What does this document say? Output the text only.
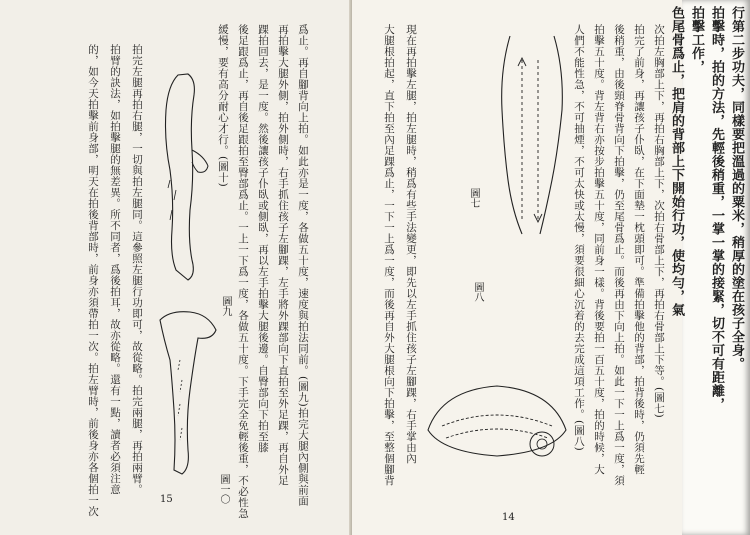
爲止。再自腳背向上拍。如此亦是一度，各做五十度，速度與拍法同前。(圖九)拍完大腿內側與前面
再拍擊大腿外側，拍外側時，右手抓住孩子左腳踝，左手將外踝部向下直拍至外足踝，再自外足
踝拍回去，是一度。然後讓孩子仆臥或側臥，再以左手拍擊大腿後邊。自臀部向下拍至膝
後足跟爲止，再自後足跟拍至臀部爲止。一上一下爲一度，各做五十度。下手完全免輕後重，不必性急
緩慢，要有高分耐心才行。(圖十)
拍完左腿再拍右腿，一切與拍左腿同。這參照左腿行功即可，故從略。拍完兩腿，再拍兩臂。
拍臂的訣法，如拍擊腿的無差異。所不同者，爲後拍耳，故亦從略。還有一點，讀者必須注意
的，如今天拍擊前身部，明天在拍後背部時，前身亦須帶拍一次。拍左臂時，前後身亦各個拍一次	圖九
圖一〇
15
次拍左胸部上下，再拍右胸部上下，次拍右骨部上下，再拍右骨部上下等。(圖七)
拍完了前身，再讓孩子仆臥，在下面墊一枕頭即可。準備拍擊他的背部，拍背後時，仍須先輕
後稍重，由後頸脊骨背向下拍擊，仍至尾骨爲止。而後再由下向上拍。如此一下一上爲一度，須
拍擊五十度。背左背右亦按步拍擊五十度，同前身一樣。背後要拍一百五十度，拍的時候，大
人們不能性急，不可抽煙，不可太快或太慢，須要很細心沉着的去完成這項工作。(圖八)
圖七
現在再拍擊左腿，拍左腿時，稍爲有些手法變更，即先以左手抓住孩子左腳踝，右手掌由內
大腿根拍起，直下拍至內足踝爲止，一下一上爲一度，而後再自外大腿根向下拍擊，至整個腳背	圖八
14
行第二步功夫，同樣要把溫過的粟米，稍厚的塗在孩子全身。
拍擊時，拍的方法，先輕後稍重，一掌一掌的接緊，切不可有距離，
拍擊工作，
色尾骨爲止，把肩的背部上下開始行功，使均勻，氣
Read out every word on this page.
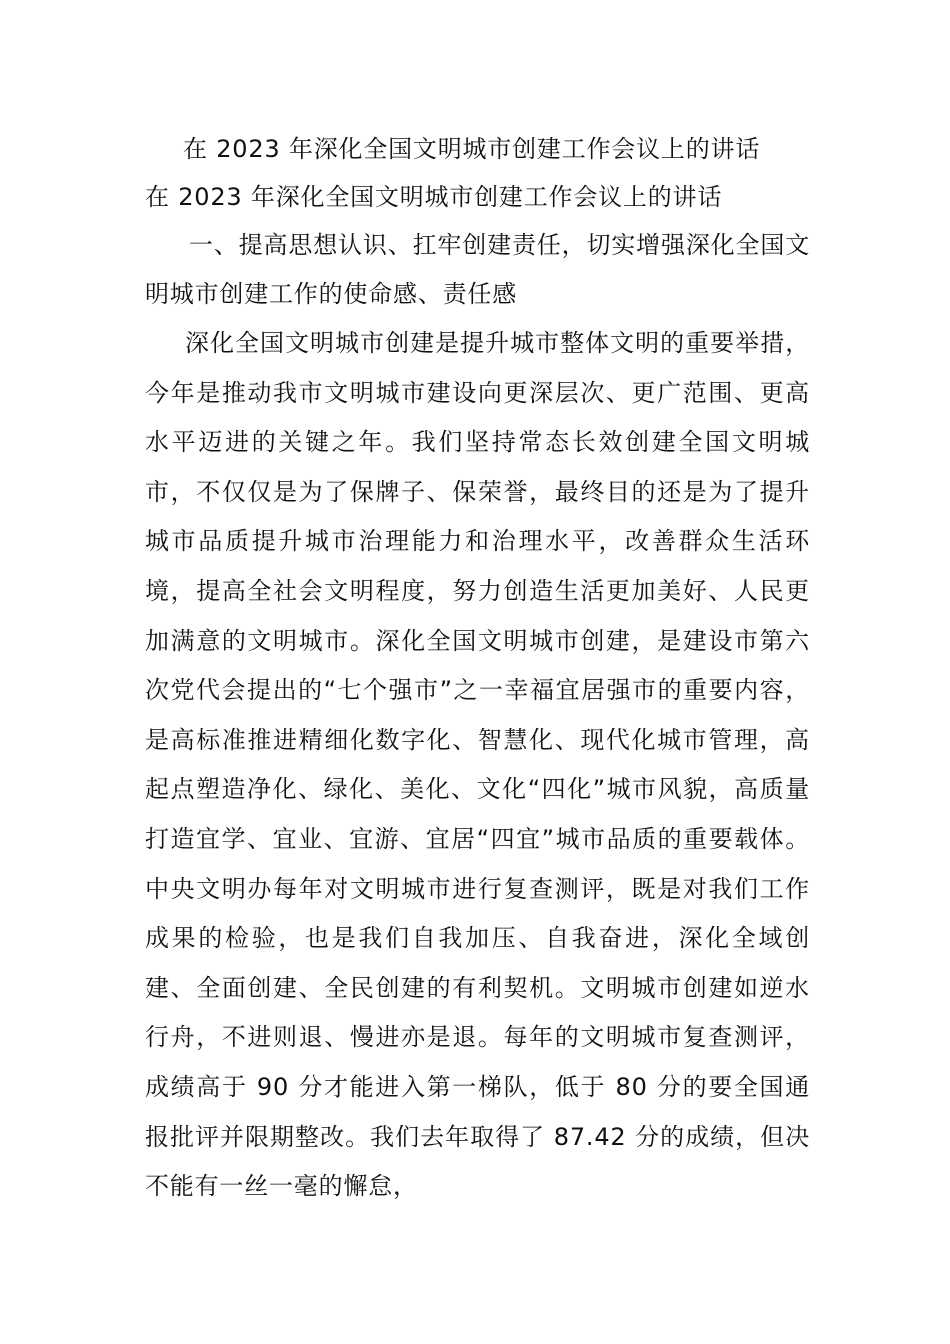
在 2023 年深化全国文明城市创建工作会议上的讲话
在 2023 年深化全国文明城市创建工作会议上的讲话

一、提高思想认识、扛牢创建责任，切实增强深化全国文明城市创建工作的使命感、责任感

深化全国文明城市创建是提升城市整体文明的重要举措，今年是推动我市文明城市建设向更深层次、更广范围、更高水平迈进的关键之年。我们坚持常态长效创建全国文明城市，不仅仅是为了保牌子、保荣誉，最终目的还是为了提升城市品质提升城市治理能力和治理水平，改善群众生活环境，提高全社会文明程度，努力创造生活更加美好、人民更加满意的文明城市。深化全国文明城市创建，是建设市第六次党代会提出的“七个强市”之一幸福宜居强市的重要内容，是高标准推进精细化数字化、智慧化、现代化城市管理，高起点塑造净化、绿化、美化、文化“四化”城市风貌，高质量打造宜学、宜业、宜游、宜居“四宜”城市品质的重要载体。中央文明办每年对文明城市进行复查测评，既是对我们工作成果的检验，也是我们自我加压、自我奋进，深化全域创建、全面创建、全民创建的有利契机。文明城市创建如逆水行舟，不进则退、慢进亦是退。每年的文明城市复查测评，成绩高于 90 分才能进入第一梯队，低于 80 分的要全国通报批评并限期整改。我们去年取得了 87.42 分的成绩，但决不能有一丝一毫的懈怠，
————
Exercise directions:
Transcribe the full listing character for character. Pictures are excluded.

Completed task:
What does this document say? Output the text only.
爲止。再自腳背向上拍。如此亦是一度，各做五十度，速度與拍法同前。(圖九)拍完大腿內側與前面
再拍擊大腿外側，拍外側時，右手抓住孩子左腳踝，左手將外踝部向下直拍至外足踝，再自外足
踝拍回去，是一度。然後讓孩子仆臥或側臥，再以左手拍擊大腿後邊。自臀部向下拍至膝
後足跟爲止，再自後足跟拍至臀部爲止。一上一下爲一度，各做五十度。下手完全免輕後重，不必性急
緩慢，要有高分耐心才行。(圖十)
拍完左腿再拍右腿，一切與拍左腿同。這參照左腿行功即可，故從略。拍完兩腿，再拍兩臂。
拍臂的訣法，如拍擊腿的無差異。所不同者，爲後拍耳，故亦從略。還有一點，讀者必須注意
的，如今天拍擊前身部，明天在拍後背部時，前身亦須帶拍一次。拍左臂時，前後身亦各個拍一次	圖九
圖一〇
15
次拍左胸部上下，再拍右胸部上下，次拍右骨部上下，再拍右骨部上下等。(圖七)
拍完了前身，再讓孩子仆臥，在下面墊一枕頭即可。準備拍擊他的背部，拍背後時，仍須先輕
後稍重，由後頸脊骨背向下拍擊，仍至尾骨爲止。而後再由下向上拍。如此一下一上爲一度，須
拍擊五十度。背左背右亦按步拍擊五十度，同前身一樣。背後要拍一百五十度，拍的時候，大
人們不能性急，不可抽煙，不可太快或太慢，須要很細心沉着的去完成這項工作。(圖八)
圖七
現在再拍擊左腿，拍左腿時，稍爲有些手法變更，即先以左手抓住孩子左腳踝，右手掌由內
大腿根拍起，直下拍至內足踝爲止，一下一上爲一度，而後再自外大腿根向下拍擊，至整個腳背	圖八
14
行第二步功夫，同樣要把溫過的粟米，稍厚的塗在孩子全身。
拍擊時，拍的方法，先輕後稍重，一掌一掌的接緊，切不可有距離，
拍擊工作，
色尾骨爲止，把肩的背部上下開始行功，使均勻，氣
Read out every word on this page.
在 2023 年深化全国文明城市创建工作会议上的讲话
在 2023 年深化全国文明城市创建工作会议上的讲话

一、提高思想认识、扛牢创建责任，切实增强深化全国文明城市创建工作的使命感、责任感

深化全国文明城市创建是提升城市整体文明的重要举措，今年是推动我市文明城市建设向更深层次、更广范围、更高水平迈进的关键之年。我们坚持常态长效创建全国文明城市，不仅仅是为了保牌子、保荣誉，最终目的还是为了提升城市品质提升城市治理能力和治理水平，改善群众生活环境，提高全社会文明程度，努力创造生活更加美好、人民更加满意的文明城市。深化全国文明城市创建，是建设市第六次党代会提出的“七个强市”之一幸福宜居强市的重要内容，是高标准推进精细化数字化、智慧化、现代化城市管理，高起点塑造净化、绿化、美化、文化“四化”城市风貌，高质量打造宜学、宜业、宜游、宜居“四宜”城市品质的重要载体。中央文明办每年对文明城市进行复查测评，既是对我们工作成果的检验，也是我们自我加压、自我奋进，深化全域创建、全面创建、全民创建的有利契机。文明城市创建如逆水行舟，不进则退、慢进亦是退。每年的文明城市复查测评，成绩高于 90 分才能进入第一梯队，低于 80 分的要全国通报批评并限期整改。我们去年取得了 87.42 分的成绩，但决不能有一丝一毫的懈怠，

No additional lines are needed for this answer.